PROBLEM:
Where a line contains the word "image", copy that line.

DATA ENTRIES:
-=-=-=-=-

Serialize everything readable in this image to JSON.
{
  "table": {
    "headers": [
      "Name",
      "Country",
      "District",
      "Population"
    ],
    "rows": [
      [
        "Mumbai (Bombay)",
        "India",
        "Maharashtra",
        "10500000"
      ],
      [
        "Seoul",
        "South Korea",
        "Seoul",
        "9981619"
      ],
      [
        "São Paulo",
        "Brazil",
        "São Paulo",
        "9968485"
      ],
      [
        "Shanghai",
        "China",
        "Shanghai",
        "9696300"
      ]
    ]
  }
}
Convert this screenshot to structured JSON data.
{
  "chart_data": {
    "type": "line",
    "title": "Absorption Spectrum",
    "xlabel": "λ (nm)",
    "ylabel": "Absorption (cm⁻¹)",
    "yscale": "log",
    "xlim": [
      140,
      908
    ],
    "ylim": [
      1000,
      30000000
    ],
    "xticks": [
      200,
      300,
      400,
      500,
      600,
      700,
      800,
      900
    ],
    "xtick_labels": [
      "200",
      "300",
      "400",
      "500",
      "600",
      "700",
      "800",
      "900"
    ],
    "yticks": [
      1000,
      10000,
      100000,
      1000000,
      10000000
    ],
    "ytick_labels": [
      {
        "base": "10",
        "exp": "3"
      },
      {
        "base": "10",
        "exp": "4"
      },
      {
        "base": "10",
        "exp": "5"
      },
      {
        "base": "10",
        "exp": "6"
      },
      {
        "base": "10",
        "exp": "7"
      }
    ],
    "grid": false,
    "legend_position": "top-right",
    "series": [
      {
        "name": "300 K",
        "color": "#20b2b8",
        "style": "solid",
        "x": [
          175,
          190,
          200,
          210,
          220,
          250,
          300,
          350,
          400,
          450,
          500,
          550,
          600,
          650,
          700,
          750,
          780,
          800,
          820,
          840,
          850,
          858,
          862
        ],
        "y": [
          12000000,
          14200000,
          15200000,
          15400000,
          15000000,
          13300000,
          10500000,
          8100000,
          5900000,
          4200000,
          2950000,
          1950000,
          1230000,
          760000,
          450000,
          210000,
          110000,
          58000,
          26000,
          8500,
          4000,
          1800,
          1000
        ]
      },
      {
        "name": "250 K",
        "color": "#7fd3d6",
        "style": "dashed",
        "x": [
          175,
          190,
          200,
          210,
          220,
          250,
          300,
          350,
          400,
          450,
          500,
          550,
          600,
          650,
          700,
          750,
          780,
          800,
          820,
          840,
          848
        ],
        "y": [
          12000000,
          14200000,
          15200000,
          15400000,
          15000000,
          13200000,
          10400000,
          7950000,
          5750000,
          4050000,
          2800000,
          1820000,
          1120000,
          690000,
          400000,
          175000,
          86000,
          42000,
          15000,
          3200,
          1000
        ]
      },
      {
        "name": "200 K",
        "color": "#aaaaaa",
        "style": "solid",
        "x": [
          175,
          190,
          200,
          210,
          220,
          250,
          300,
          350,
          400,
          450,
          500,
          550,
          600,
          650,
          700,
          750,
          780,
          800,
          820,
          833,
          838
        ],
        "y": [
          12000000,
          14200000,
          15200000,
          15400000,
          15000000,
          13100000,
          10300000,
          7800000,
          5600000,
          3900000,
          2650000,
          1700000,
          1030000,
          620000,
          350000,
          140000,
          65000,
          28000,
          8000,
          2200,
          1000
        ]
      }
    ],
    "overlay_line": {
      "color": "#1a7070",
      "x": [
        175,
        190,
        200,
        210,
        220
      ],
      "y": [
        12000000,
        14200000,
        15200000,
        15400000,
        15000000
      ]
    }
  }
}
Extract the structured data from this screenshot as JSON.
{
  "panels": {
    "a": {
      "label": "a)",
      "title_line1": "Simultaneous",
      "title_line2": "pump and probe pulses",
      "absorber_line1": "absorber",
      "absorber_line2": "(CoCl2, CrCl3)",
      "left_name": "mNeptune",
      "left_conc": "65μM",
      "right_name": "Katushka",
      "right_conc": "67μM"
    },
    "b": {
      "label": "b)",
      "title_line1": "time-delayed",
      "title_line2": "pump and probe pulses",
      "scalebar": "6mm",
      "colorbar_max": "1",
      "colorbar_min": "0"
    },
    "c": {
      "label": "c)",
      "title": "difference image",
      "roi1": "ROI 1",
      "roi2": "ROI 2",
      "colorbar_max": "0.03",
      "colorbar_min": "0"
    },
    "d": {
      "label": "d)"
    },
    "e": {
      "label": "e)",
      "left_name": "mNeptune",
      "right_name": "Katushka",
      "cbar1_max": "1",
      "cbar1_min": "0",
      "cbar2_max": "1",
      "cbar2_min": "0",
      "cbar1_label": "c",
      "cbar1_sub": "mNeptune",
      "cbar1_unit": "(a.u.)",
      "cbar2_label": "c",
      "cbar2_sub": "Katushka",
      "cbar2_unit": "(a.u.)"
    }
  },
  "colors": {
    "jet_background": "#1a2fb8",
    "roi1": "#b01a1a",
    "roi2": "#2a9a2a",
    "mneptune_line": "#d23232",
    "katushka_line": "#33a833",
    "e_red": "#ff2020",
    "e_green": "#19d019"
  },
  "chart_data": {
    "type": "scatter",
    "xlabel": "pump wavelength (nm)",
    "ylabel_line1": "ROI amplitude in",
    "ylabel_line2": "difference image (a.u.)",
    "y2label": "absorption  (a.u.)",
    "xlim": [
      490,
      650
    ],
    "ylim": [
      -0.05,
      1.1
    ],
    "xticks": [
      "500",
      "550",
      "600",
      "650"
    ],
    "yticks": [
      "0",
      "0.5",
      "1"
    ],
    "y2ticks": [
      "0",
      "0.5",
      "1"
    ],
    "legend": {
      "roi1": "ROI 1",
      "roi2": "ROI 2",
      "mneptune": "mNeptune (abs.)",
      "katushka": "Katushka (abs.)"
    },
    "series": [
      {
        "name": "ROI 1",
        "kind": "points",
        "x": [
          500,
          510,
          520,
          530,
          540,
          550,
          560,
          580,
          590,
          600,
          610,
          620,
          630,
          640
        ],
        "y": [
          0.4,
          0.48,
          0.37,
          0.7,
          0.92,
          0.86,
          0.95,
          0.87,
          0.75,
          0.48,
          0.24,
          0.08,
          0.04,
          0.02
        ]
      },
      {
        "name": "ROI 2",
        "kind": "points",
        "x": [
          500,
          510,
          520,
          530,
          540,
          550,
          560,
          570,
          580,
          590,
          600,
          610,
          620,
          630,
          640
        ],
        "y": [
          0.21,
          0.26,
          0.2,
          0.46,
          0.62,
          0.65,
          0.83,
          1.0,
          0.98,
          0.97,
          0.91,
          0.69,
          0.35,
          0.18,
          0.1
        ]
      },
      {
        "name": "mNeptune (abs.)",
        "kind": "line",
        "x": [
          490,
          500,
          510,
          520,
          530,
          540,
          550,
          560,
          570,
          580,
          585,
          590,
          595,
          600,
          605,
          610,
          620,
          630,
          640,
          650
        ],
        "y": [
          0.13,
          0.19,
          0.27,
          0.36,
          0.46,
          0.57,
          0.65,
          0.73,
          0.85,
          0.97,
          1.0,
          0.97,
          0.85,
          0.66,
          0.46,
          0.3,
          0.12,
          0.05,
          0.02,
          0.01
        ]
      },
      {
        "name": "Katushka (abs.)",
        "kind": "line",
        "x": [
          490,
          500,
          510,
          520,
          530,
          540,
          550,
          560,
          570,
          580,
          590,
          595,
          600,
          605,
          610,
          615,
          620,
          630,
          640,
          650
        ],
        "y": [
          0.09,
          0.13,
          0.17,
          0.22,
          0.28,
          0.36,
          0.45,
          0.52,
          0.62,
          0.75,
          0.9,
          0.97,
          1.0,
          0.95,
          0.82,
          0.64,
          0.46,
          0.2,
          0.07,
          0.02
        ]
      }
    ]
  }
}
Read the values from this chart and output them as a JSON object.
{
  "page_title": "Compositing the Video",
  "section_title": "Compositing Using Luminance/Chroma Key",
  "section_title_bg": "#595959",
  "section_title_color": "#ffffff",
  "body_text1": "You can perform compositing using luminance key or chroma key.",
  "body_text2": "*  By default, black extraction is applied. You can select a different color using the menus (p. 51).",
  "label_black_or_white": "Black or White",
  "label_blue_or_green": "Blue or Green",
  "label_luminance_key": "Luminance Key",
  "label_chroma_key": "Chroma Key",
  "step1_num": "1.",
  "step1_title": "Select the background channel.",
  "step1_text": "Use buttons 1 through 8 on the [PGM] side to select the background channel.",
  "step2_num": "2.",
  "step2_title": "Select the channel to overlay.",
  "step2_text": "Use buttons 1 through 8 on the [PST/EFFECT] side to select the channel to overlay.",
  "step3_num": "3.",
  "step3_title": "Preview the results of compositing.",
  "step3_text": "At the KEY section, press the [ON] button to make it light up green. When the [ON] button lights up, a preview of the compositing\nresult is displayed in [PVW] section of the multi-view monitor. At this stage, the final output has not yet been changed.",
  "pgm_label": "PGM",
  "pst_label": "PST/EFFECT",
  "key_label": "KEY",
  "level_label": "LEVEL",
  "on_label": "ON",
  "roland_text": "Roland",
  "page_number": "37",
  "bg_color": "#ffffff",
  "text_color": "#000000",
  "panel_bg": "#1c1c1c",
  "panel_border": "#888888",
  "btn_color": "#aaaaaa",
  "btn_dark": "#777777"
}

-=-=-=-=-

FULL SOLUTION:
Serialize everything readable in this image to JSON.
      "title": "difference image",
    "ylabel_line2": "difference image (a.u.)",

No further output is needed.